What is asked >> Count the lines of the data that contain the string "with". Give only the number.

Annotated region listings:

— begin —

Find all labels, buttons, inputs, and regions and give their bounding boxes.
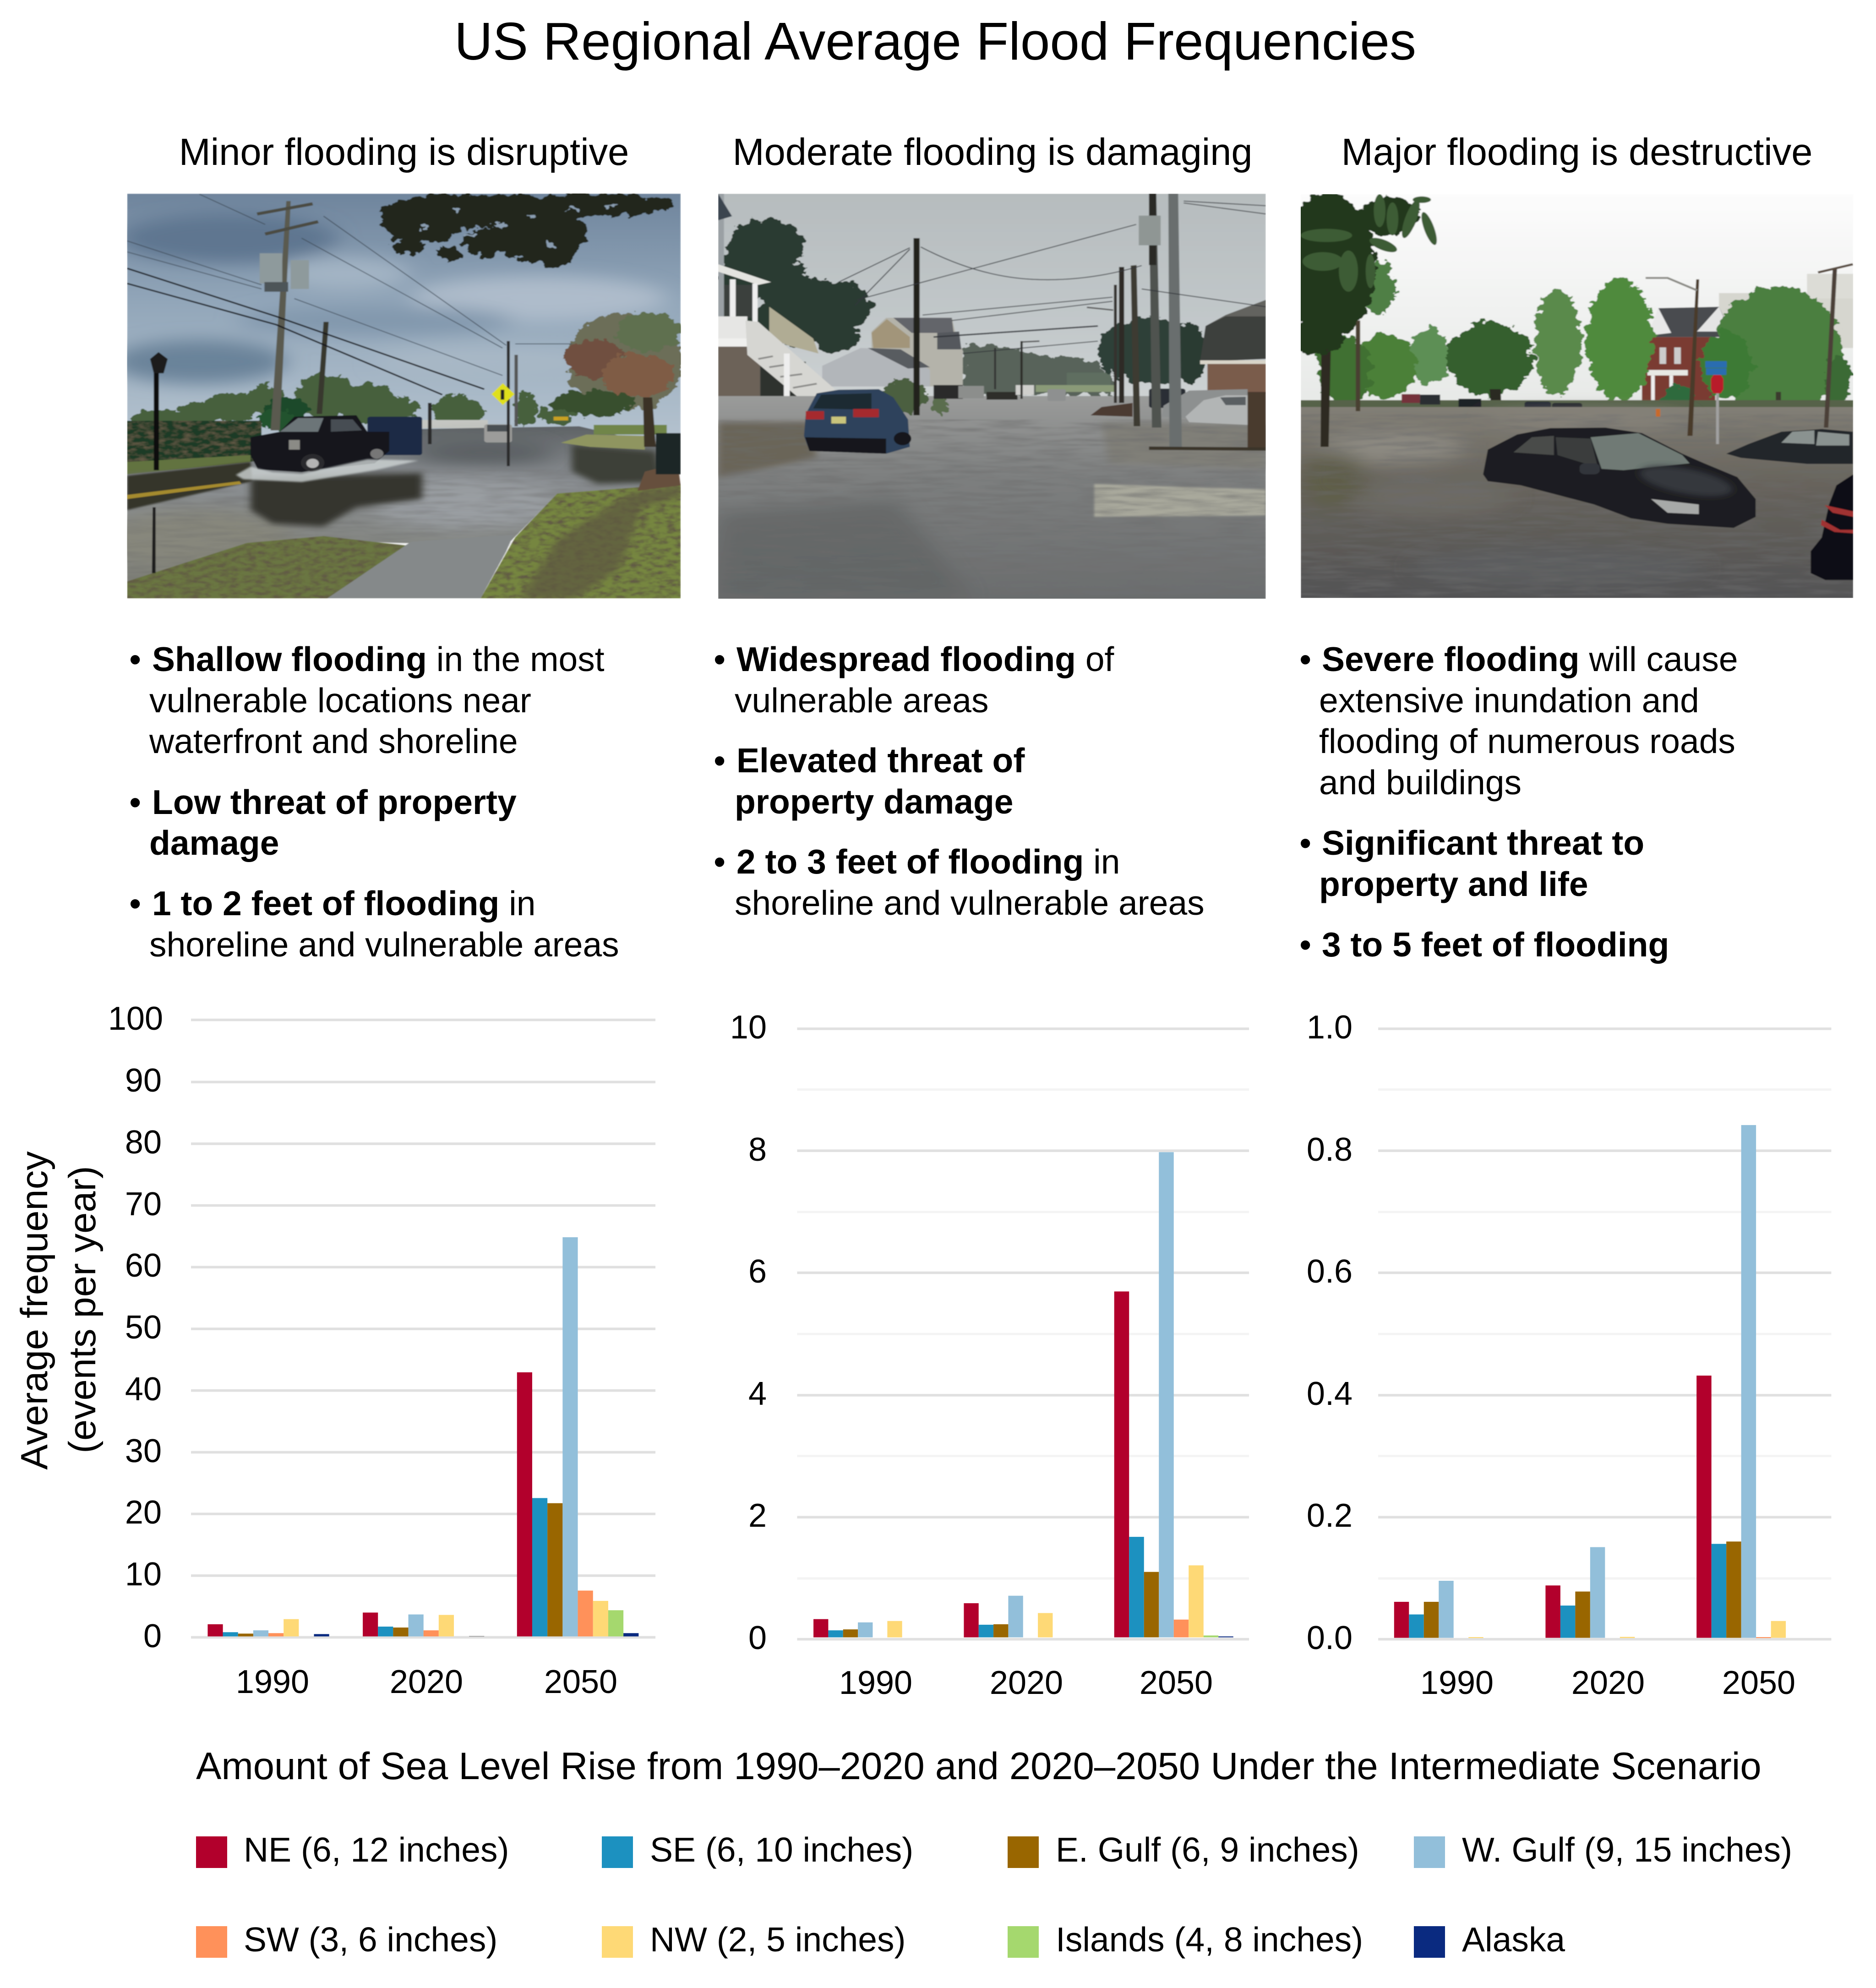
x-axis labels: 2050	[1722, 1665, 1795, 1701]
right tree	[552, 312, 683, 447]
text block: minor flooding bullets: vulnerable locations near	[149, 681, 531, 720]
bars 2050	[1114, 1152, 1233, 1637]
y-axis tick labels: 80	[125, 1124, 162, 1161]
y-axis tick labels: 0	[748, 1620, 767, 1656]
text block: minor flooding bullets: damage	[149, 824, 279, 862]
text block: minor flooding bullets: waterfront and shoreline	[149, 722, 518, 760]
y-axis tick labels: 30	[125, 1433, 162, 1469]
x-axis labels: 2050	[544, 1664, 617, 1700]
text block: moderate flooding bullets	[714, 640, 1205, 922]
x-axis labels: 2020	[1571, 1665, 1645, 1701]
y-axis tick labels: 1.0	[1307, 1009, 1352, 1046]
y-axis tick labels: 4	[748, 1376, 767, 1412]
brick house	[1642, 307, 1734, 403]
houses	[822, 318, 1116, 392]
bars 2020	[363, 1612, 484, 1637]
bars 2050	[517, 1237, 638, 1636]
poles and signs	[1320, 264, 1853, 447]
bars 2020	[1545, 1547, 1635, 1638]
heading: major flooding: Major flooding is destructive	[1342, 131, 1812, 173]
legend item: Alaska	[1414, 1920, 1565, 1959]
x-axis labels: 1990	[839, 1665, 912, 1701]
y-axis tick labels: 2	[748, 1497, 767, 1534]
y-axis tick labels: 10	[730, 1009, 767, 1046]
bushes and background vehicles	[882, 380, 1133, 417]
y-axis tick labels: 60	[125, 1247, 162, 1284]
x-axis labels: 2050	[1140, 1665, 1213, 1701]
y-axis tick labels	[1307, 1009, 1352, 1656]
main car	[1483, 428, 1756, 528]
bars 1990	[1394, 1581, 1483, 1638]
text block: moderate flooding bullets: •	[714, 640, 725, 678]
y-axis tick labels: 0	[143, 1618, 162, 1655]
text block: moderate flooding bullets: shoreline and vulnerable areas	[735, 884, 1205, 922]
y-axis tick labels: 0.0	[1307, 1620, 1352, 1656]
text block: major flooding bullets: extensive inundation and	[1319, 681, 1699, 720]
y-axis tick labels: 40	[125, 1371, 162, 1408]
flood water	[718, 396, 1266, 599]
text block: major flooding bullets: •	[1299, 640, 1311, 678]
y-axis tick labels: 100	[108, 1000, 163, 1037]
text block: major flooding bullets: Significant threat to	[1322, 824, 1644, 862]
chart: minor flooding frequencies	[108, 1000, 655, 1700]
overhanging magnolia	[1281, 193, 1440, 355]
text block: minor flooding bullets: •	[129, 640, 141, 678]
left elevated house and stairs	[718, 194, 835, 420]
y-axis tick labels: 6	[748, 1253, 767, 1290]
legend item: E. Gulf: E. Gulf (6, 9 inches)	[1056, 1830, 1359, 1869]
bars 1990	[813, 1619, 902, 1637]
parked cars on right	[1149, 388, 1266, 448]
chart: moderate flooding frequencies	[730, 1009, 1249, 1701]
text block: minor flooding bullets: •	[129, 884, 141, 923]
y-axis tick labels: 70	[125, 1186, 162, 1223]
text block: major flooding bullets: 3 to 5 feet of flooding	[1322, 925, 1669, 964]
legend item: SW: SW (3, 6 inches)	[244, 1920, 497, 1959]
title: US Regional Average Flood Frequencies	[454, 11, 1416, 71]
flood water	[1301, 407, 1853, 599]
y-axis title: (events per year)	[61, 1166, 104, 1453]
text block: moderate flooding bullets: •	[714, 842, 725, 881]
y-axis tick labels	[108, 1000, 163, 1655]
legend item: SE: SE (6, 10 inches)	[650, 1830, 913, 1869]
bars 2050	[1696, 1125, 1786, 1638]
text block: minor flooding bullets: Shallow flooding in the most	[152, 640, 605, 678]
text block: moderate flooding bullets: Elevated threat of	[736, 741, 1025, 780]
street trees	[1317, 262, 1851, 415]
SUV	[804, 389, 911, 454]
text block: major flooding bullets: •	[1299, 824, 1311, 862]
y-axis tick labels: 0.8	[1307, 1131, 1352, 1168]
legend item: NW: NW (2, 5 inches)	[650, 1920, 905, 1959]
y-axis tick labels	[730, 1009, 767, 1656]
text block: moderate flooding bullets: •	[714, 741, 725, 780]
x-axis labels	[236, 1664, 617, 1700]
utility poles, wires, lamp and sign	[127, 194, 572, 573]
text block: minor flooding bullets: •	[129, 783, 141, 821]
poles and transformer	[839, 194, 1266, 449]
x-axis labels: 2020	[990, 1665, 1063, 1701]
legend item: NE: NE (6, 12 inches)	[244, 1830, 509, 1869]
legend	[196, 1830, 1792, 1959]
photo: minor flooding, truck on a shallow flooded road	[104, 194, 683, 598]
photo: moderate flooding, street with SUV and utility poles	[718, 194, 1266, 599]
y-axis tick labels: 0.6	[1307, 1253, 1352, 1290]
y-axis tick labels: 0.4	[1307, 1376, 1352, 1412]
text block: major flooding bullets: Severe flooding will cause	[1322, 640, 1738, 678]
text block: minor flooding bullets	[129, 640, 619, 964]
bars 1990	[207, 1619, 329, 1636]
bars 2020	[964, 1596, 1053, 1637]
heading: minor flooding: Minor flooding is disruptive	[179, 131, 629, 173]
y-axis title: Average frequency	[13, 1151, 55, 1470]
bottom right car	[1811, 474, 1853, 580]
text block: moderate flooding bullets: vulnerable areas	[735, 681, 989, 720]
y-axis tick labels: 90	[125, 1062, 162, 1099]
text block: moderate flooding bullets: 2 to 3 feet of flooding in	[736, 842, 1120, 881]
dark pine trees	[720, 219, 872, 352]
y-axis title	[13, 1151, 104, 1470]
text block: moderate flooding bullets: Widespread flooding of	[736, 640, 1114, 678]
x-axis labels: 1990	[1420, 1665, 1494, 1701]
y-axis tick labels: 10	[125, 1556, 162, 1593]
chart: major flooding frequencies	[1307, 1009, 1831, 1701]
text block: major flooding bullets: and buildings	[1319, 763, 1522, 802]
x-axis title: Amount of Sea Level Rise from 1990–2020 and 2020–2050 Under the Intermediate Scenario	[196, 1745, 1761, 1787]
text block: minor flooding bullets: shoreline and vulnerable areas	[149, 925, 619, 964]
text block: minor flooding bullets: 1 to 2 feet of flooding in	[152, 884, 536, 923]
y-axis tick labels: 8	[748, 1131, 767, 1168]
photo: major flooding, submerged cars at an intersection	[1281, 193, 1853, 599]
text block: minor flooding bullets: Low threat of property	[152, 783, 517, 821]
heading: moderate flooding: Moderate flooding is damaging	[732, 131, 1253, 173]
x-axis labels	[1420, 1665, 1795, 1701]
x-axis labels	[839, 1665, 1213, 1701]
text block: major flooding bullets	[1299, 640, 1738, 964]
right car	[1726, 429, 1853, 464]
text block: moderate flooding bullets: property damage	[735, 782, 1013, 821]
background cars	[1402, 394, 1582, 413]
text block: major flooding bullets: •	[1299, 925, 1311, 964]
legend item: Alaska: Alaska	[1462, 1920, 1565, 1959]
y-axis tick labels: 20	[125, 1494, 162, 1531]
x-axis labels: 1990	[236, 1664, 309, 1700]
y-axis tick labels: 0.2	[1307, 1497, 1352, 1534]
legend item: Islands: Islands (4, 8 inches)	[1056, 1920, 1363, 1959]
legend item: W. Gulf: W. Gulf (9, 15 inches)	[1462, 1830, 1792, 1869]
x-axis labels: 2020	[390, 1664, 463, 1700]
right house	[1200, 300, 1266, 394]
y-axis tick labels: 50	[125, 1309, 162, 1346]
overhanging tree	[380, 194, 676, 267]
text block: major flooding bullets: property and life	[1319, 865, 1588, 903]
truck with trailer	[251, 415, 422, 472]
text block: major flooding bullets: flooding of numerous roads	[1319, 722, 1735, 760]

— end —

Response for this exercise >> 2